▶ _TO BE DONE_:
Reproduce every record below exactly as written, but leave out any pictures.

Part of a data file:
** Begin **
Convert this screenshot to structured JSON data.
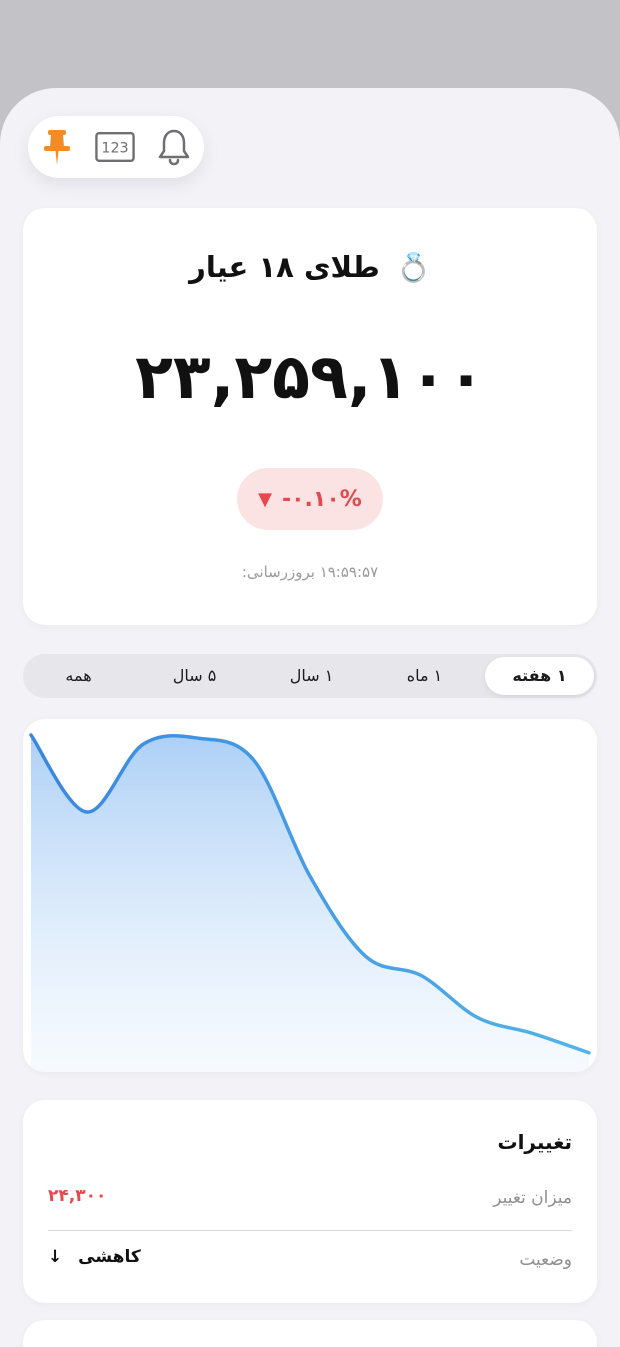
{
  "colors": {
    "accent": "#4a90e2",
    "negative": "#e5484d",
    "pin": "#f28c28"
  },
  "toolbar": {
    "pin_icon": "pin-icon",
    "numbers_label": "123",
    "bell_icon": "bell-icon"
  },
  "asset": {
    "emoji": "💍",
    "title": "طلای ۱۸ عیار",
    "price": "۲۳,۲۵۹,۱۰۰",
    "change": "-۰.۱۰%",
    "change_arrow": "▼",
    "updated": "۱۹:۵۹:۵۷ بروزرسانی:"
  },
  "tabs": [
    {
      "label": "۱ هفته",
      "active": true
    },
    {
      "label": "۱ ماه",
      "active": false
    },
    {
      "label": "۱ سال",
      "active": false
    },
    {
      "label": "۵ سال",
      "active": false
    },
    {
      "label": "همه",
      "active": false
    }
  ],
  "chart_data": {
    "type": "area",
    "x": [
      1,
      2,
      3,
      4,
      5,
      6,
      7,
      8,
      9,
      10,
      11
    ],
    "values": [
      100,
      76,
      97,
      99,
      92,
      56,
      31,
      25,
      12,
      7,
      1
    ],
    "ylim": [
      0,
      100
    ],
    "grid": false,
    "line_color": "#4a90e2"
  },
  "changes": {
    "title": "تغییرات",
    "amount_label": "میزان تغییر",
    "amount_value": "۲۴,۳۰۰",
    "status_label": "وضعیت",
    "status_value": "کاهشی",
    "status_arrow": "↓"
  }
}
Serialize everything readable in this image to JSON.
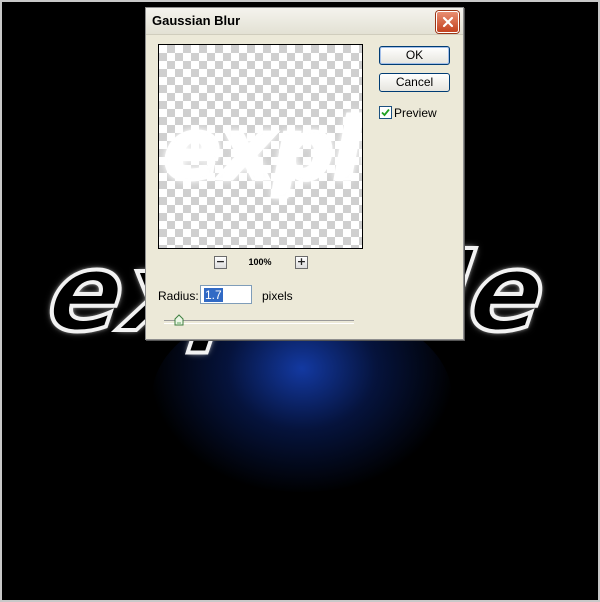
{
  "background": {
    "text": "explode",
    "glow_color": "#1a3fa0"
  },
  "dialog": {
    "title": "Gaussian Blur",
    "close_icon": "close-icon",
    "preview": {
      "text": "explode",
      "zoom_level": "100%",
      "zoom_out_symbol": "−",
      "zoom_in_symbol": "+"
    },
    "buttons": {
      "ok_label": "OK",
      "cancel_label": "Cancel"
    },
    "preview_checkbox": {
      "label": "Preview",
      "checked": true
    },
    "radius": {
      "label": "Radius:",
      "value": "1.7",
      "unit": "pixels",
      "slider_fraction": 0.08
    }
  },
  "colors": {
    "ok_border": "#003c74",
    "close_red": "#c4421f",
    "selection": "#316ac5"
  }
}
** End **
▶ _SOLUTION TO THE EXERCISE_:
Convert this screenshot to structured JSON data.
{
  "colors": {
    "accent": "#4a90e2",
    "negative": "#e5484d",
    "pin": "#f28c28"
  },
  "toolbar": {
    "pin_icon": "pin-icon",
    "numbers_label": "123",
    "bell_icon": "bell-icon"
  },
  "asset": {
    "emoji": "💍",
    "title": "طلای ۱۸ عیار",
    "price": "۲۳,۲۵۹,۱۰۰",
    "change": "-۰.۱۰%",
    "change_arrow": "▼",
    "updated": "۱۹:۵۹:۵۷ بروزرسانی:"
  },
  "tabs": [
    {
      "label": "۱ هفته",
      "active": true
    },
    {
      "label": "۱ ماه",
      "active": false
    },
    {
      "label": "۱ سال",
      "active": false
    },
    {
      "label": "۵ سال",
      "active": false
    },
    {
      "label": "همه",
      "active": false
    }
  ],
  "chart_data": {
    "type": "area",
    "x": [
      1,
      2,
      3,
      4,
      5,
      6,
      7,
      8,
      9,
      10,
      11
    ],
    "values": [
      100,
      76,
      97,
      99,
      92,
      56,
      31,
      25,
      12,
      7,
      1
    ],
    "ylim": [
      0,
      100
    ],
    "grid": false,
    "line_color": "#4a90e2"
  },
  "changes": {
    "title": "تغییرات",
    "amount_label": "میزان تغییر",
    "amount_value": "۲۴,۳۰۰",
    "status_label": "وضعیت",
    "status_value": "کاهشی",
    "status_arrow": "↓"
  }
}
Serialize everything readable in this image to JSON.
{
  "background": {
    "text": "explode",
    "glow_color": "#1a3fa0"
  },
  "dialog": {
    "title": "Gaussian Blur",
    "close_icon": "close-icon",
    "preview": {
      "text": "explode",
      "zoom_level": "100%",
      "zoom_out_symbol": "−",
      "zoom_in_symbol": "+"
    },
    "buttons": {
      "ok_label": "OK",
      "cancel_label": "Cancel"
    },
    "preview_checkbox": {
      "label": "Preview",
      "checked": true
    },
    "radius": {
      "label": "Radius:",
      "value": "1.7",
      "unit": "pixels",
      "slider_fraction": 0.08
    }
  },
  "colors": {
    "ok_border": "#003c74",
    "close_red": "#c4421f",
    "selection": "#316ac5"
  }
}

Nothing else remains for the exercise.